> _DATA PROVIDED_:
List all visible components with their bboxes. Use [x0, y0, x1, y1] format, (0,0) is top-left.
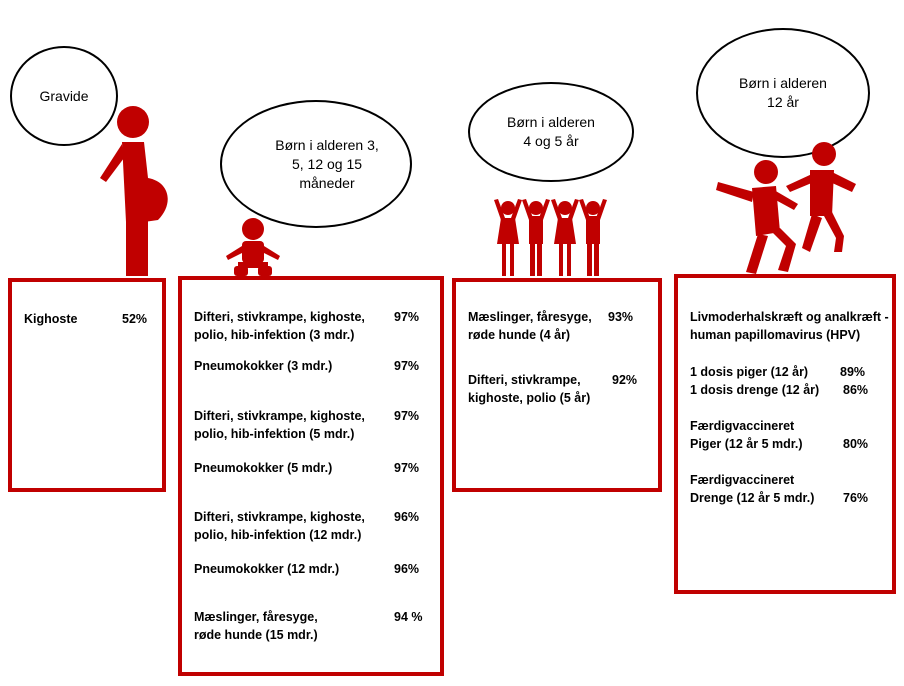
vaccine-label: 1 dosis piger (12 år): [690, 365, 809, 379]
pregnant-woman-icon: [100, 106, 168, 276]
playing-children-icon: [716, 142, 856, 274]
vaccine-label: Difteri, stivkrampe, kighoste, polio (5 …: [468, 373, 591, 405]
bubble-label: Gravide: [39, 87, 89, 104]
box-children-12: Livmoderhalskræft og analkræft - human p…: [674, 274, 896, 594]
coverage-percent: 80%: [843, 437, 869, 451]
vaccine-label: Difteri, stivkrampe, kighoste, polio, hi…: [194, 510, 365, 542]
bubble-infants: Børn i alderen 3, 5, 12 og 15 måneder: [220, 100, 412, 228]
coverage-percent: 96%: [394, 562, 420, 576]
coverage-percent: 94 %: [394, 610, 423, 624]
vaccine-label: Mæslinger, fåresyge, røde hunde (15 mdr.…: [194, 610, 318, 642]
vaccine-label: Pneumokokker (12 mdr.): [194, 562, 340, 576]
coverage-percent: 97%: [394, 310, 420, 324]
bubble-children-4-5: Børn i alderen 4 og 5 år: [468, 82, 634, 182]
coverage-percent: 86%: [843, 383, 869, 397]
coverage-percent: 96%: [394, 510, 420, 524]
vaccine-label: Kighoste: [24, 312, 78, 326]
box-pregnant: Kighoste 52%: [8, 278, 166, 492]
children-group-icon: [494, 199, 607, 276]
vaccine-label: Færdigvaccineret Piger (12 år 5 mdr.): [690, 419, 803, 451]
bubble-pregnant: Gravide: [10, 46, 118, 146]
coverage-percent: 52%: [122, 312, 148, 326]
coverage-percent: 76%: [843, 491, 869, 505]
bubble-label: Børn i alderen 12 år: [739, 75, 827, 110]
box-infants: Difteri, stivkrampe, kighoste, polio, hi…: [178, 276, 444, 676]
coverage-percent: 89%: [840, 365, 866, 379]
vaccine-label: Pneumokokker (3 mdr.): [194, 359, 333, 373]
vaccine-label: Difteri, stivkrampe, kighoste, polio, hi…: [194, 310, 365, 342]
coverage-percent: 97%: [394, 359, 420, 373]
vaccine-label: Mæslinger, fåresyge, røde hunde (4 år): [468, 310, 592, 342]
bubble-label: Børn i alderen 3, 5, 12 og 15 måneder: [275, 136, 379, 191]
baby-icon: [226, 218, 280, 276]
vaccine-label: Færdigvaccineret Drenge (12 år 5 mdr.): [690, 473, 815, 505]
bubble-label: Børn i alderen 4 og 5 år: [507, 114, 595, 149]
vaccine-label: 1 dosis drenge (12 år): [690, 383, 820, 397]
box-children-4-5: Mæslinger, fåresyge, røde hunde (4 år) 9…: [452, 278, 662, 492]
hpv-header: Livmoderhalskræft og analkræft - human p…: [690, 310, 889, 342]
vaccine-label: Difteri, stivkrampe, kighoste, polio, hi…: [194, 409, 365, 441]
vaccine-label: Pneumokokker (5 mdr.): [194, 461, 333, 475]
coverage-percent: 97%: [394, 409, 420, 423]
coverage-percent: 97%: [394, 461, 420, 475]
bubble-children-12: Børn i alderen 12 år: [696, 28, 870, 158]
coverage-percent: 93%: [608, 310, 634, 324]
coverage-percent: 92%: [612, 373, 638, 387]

* * *

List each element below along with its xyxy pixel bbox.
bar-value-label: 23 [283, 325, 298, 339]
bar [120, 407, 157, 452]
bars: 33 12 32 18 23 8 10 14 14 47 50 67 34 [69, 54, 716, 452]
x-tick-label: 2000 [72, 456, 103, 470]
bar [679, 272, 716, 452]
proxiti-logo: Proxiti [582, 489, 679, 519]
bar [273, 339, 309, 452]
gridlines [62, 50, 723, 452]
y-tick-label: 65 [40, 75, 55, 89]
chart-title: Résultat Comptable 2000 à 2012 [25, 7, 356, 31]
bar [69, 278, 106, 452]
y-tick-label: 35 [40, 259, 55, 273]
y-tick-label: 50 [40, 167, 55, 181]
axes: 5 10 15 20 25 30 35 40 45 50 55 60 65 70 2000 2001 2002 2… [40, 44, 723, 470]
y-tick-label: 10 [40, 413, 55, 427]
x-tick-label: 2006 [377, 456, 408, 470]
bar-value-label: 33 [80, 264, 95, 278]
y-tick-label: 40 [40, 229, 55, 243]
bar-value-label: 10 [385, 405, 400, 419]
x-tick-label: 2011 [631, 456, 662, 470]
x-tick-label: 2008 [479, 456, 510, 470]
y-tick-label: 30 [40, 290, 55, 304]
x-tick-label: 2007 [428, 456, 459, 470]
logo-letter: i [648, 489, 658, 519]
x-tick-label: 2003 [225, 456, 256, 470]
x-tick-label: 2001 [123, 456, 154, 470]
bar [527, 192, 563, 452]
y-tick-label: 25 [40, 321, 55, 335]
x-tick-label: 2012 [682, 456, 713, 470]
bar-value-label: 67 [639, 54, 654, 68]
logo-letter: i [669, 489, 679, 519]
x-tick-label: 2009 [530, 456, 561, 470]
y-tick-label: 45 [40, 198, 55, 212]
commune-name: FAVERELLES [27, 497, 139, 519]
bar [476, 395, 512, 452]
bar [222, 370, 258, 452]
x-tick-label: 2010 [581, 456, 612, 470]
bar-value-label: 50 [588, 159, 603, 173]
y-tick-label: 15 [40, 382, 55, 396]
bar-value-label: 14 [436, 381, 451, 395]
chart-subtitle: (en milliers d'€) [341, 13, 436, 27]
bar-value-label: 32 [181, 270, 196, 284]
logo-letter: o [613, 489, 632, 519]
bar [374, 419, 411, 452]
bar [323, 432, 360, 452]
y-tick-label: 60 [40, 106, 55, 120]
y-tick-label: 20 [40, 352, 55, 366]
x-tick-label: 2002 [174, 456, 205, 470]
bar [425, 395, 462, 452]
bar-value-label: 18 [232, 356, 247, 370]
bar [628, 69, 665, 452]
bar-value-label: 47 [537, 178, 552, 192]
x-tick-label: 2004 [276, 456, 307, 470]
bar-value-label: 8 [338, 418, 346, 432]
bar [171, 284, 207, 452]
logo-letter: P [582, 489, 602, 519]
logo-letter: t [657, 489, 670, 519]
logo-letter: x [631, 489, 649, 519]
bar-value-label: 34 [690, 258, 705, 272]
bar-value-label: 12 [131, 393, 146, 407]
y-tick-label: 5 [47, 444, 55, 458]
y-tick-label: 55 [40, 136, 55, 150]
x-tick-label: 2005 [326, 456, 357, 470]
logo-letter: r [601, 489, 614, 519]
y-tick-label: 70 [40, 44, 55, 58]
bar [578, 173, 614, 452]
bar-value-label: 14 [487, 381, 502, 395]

--

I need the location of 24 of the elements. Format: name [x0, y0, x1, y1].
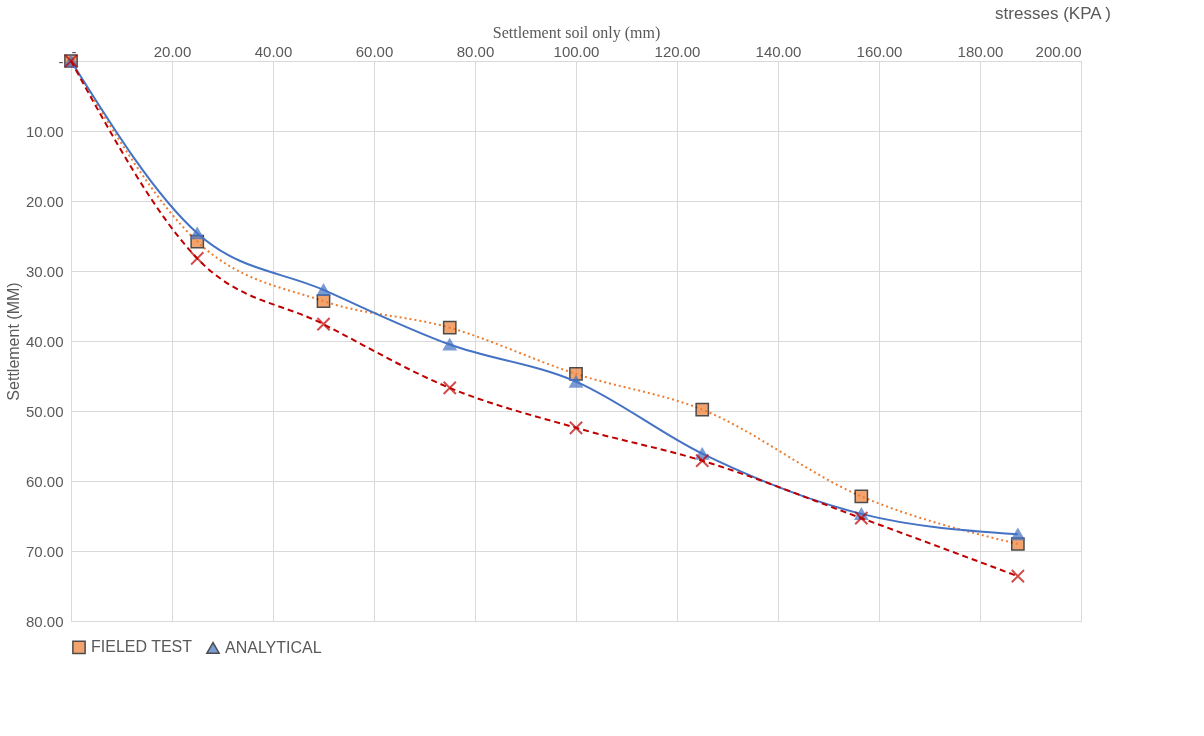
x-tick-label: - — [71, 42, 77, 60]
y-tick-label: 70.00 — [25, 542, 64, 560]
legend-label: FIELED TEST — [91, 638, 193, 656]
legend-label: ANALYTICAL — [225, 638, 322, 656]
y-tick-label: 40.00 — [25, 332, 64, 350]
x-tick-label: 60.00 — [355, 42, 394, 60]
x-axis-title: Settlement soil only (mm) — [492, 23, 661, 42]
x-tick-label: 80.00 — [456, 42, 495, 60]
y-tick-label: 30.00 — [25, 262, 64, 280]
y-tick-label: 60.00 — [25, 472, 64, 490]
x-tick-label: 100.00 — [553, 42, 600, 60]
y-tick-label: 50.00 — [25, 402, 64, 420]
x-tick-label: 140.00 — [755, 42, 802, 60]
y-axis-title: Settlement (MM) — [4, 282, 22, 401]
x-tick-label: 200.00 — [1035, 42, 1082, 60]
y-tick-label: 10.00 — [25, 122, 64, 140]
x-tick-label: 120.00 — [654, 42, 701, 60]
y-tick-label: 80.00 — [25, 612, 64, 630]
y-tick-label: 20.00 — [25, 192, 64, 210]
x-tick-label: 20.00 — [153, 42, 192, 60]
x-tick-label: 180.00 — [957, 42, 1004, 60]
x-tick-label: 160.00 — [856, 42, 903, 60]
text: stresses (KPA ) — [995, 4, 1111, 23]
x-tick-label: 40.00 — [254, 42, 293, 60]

> _YOUR INSTRUCTIONS_:
Copy word for word the entries above, from the line with "vaccine-label: 1 dosis piger" to the line with "coverage-percent: 80%: [843, 437, 869, 451]", including both of those lines.

> _FINAL RESULT_:
vaccine-label: 1 dosis piger (12 år): [690, 365, 809, 379]
pregnant-woman-icon: [100, 106, 168, 276]
playing-children-icon: [716, 142, 856, 274]
vaccine-label: Difteri, stivkrampe, kighoste, polio (5 …: [468, 373, 591, 405]
bubble-label: Gravide: [39, 87, 89, 104]
box-children-12: Livmoderhalskræft og analkræft - human p…: [674, 274, 896, 594]
coverage-percent: 80%: [843, 437, 869, 451]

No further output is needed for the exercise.